### Exercise objective
Exclude the pictures and retype the entries as written.

───

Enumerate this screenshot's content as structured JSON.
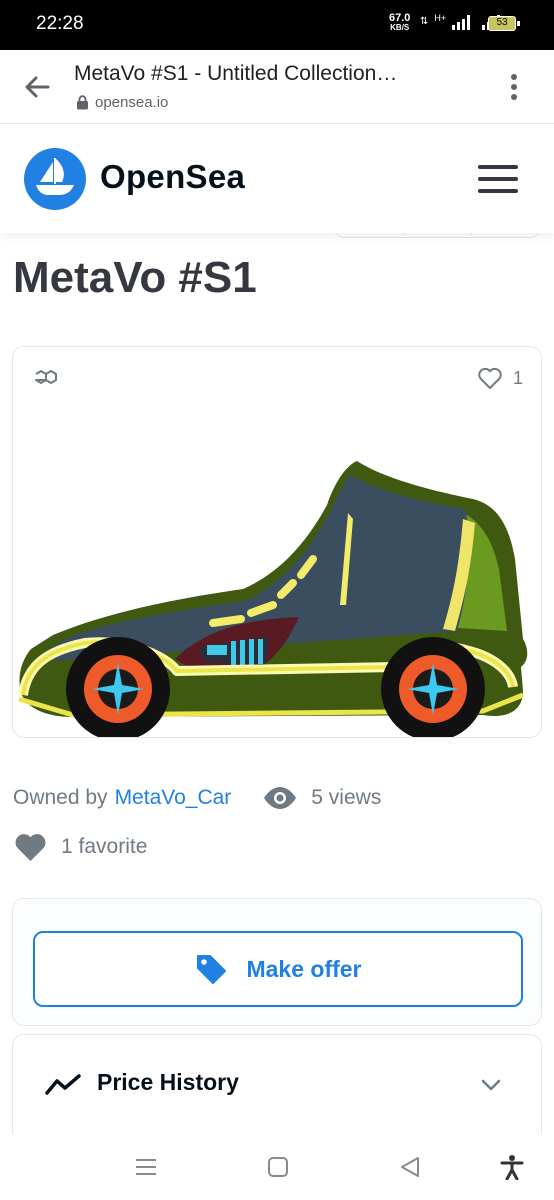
{
  "status_bar": {
    "time": "22:28",
    "net_speed": "67.0",
    "net_unit": "KB/S",
    "net_type": "H+",
    "battery": "53"
  },
  "browser": {
    "page_title": "MetaVo #S1 - Untitled Collection…",
    "url": "opensea.io",
    "icons": {
      "back": "back-arrow-icon",
      "lock": "lock-icon",
      "menu": "more-vert-icon"
    }
  },
  "site_header": {
    "brand": "OpenSea",
    "brand_color": "#2081e2",
    "icons": {
      "logo": "opensea-sailboat-icon",
      "menu": "hamburger-menu-icon"
    }
  },
  "item": {
    "title": "MetaVo #S1",
    "favorite_count": "1",
    "owned_by_label": "Owned by",
    "owner": "MetaVo_Car",
    "views": "5 views",
    "favorites": "1 favorite",
    "icons": {
      "chain": "polygon-chain-icon",
      "favorite": "heart-outline-icon",
      "views": "eye-icon",
      "favorites": "heart-icon"
    }
  },
  "actions": {
    "make_offer": "Make offer",
    "make_offer_icon": "tag-icon"
  },
  "price_history": {
    "label": "Price History",
    "icon": "trend-line-icon",
    "toggle_icon": "chevron-down-icon"
  },
  "system_nav": {
    "icons": [
      "recents-menu-icon",
      "home-square-icon",
      "back-triangle-icon",
      "accessibility-icon"
    ]
  },
  "colors": {
    "accent": "#2081e2",
    "text_dark": "#04111d",
    "text_muted": "#707a83",
    "title_gray": "#353840"
  }
}
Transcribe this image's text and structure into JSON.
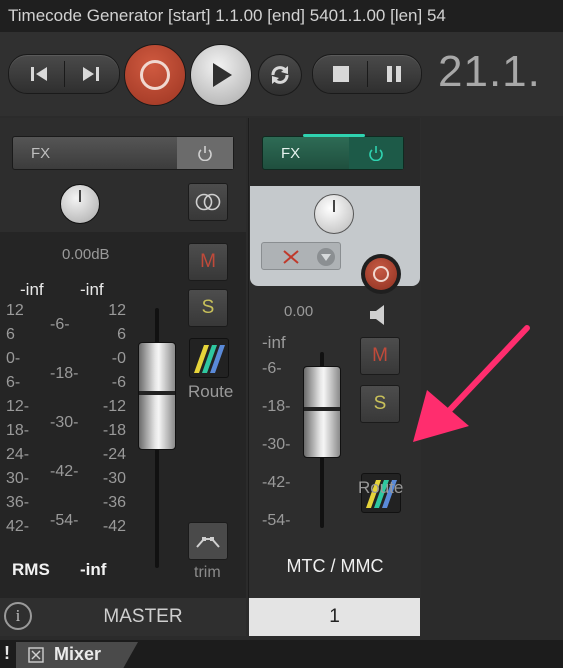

───

### Result below
Enumerate this screenshot's content as structured JSON.
{
  "status_bar": {
    "time": "22:28",
    "net_speed": "67.0",
    "net_unit": "KB/S",
    "net_type": "H+",
    "battery": "53"
  },
  "browser": {
    "page_title": "MetaVo #S1 - Untitled Collection…",
    "url": "opensea.io",
    "icons": {
      "back": "back-arrow-icon",
      "lock": "lock-icon",
      "menu": "more-vert-icon"
    }
  },
  "site_header": {
    "brand": "OpenSea",
    "brand_color": "#2081e2",
    "icons": {
      "logo": "opensea-sailboat-icon",
      "menu": "hamburger-menu-icon"
    }
  },
  "item": {
    "title": "MetaVo #S1",
    "favorite_count": "1",
    "owned_by_label": "Owned by",
    "owner": "MetaVo_Car",
    "views": "5 views",
    "favorites": "1 favorite",
    "icons": {
      "chain": "polygon-chain-icon",
      "favorite": "heart-outline-icon",
      "views": "eye-icon",
      "favorites": "heart-icon"
    }
  },
  "actions": {
    "make_offer": "Make offer",
    "make_offer_icon": "tag-icon"
  },
  "price_history": {
    "label": "Price History",
    "icon": "trend-line-icon",
    "toggle_icon": "chevron-down-icon"
  },
  "system_nav": {
    "icons": [
      "recents-menu-icon",
      "home-square-icon",
      "back-triangle-icon",
      "accessibility-icon"
    ]
  },
  "colors": {
    "accent": "#2081e2",
    "text_dark": "#04111d",
    "text_muted": "#707a83",
    "title_gray": "#353840"
  }
}
Transcribe this image's text and structure into JSON.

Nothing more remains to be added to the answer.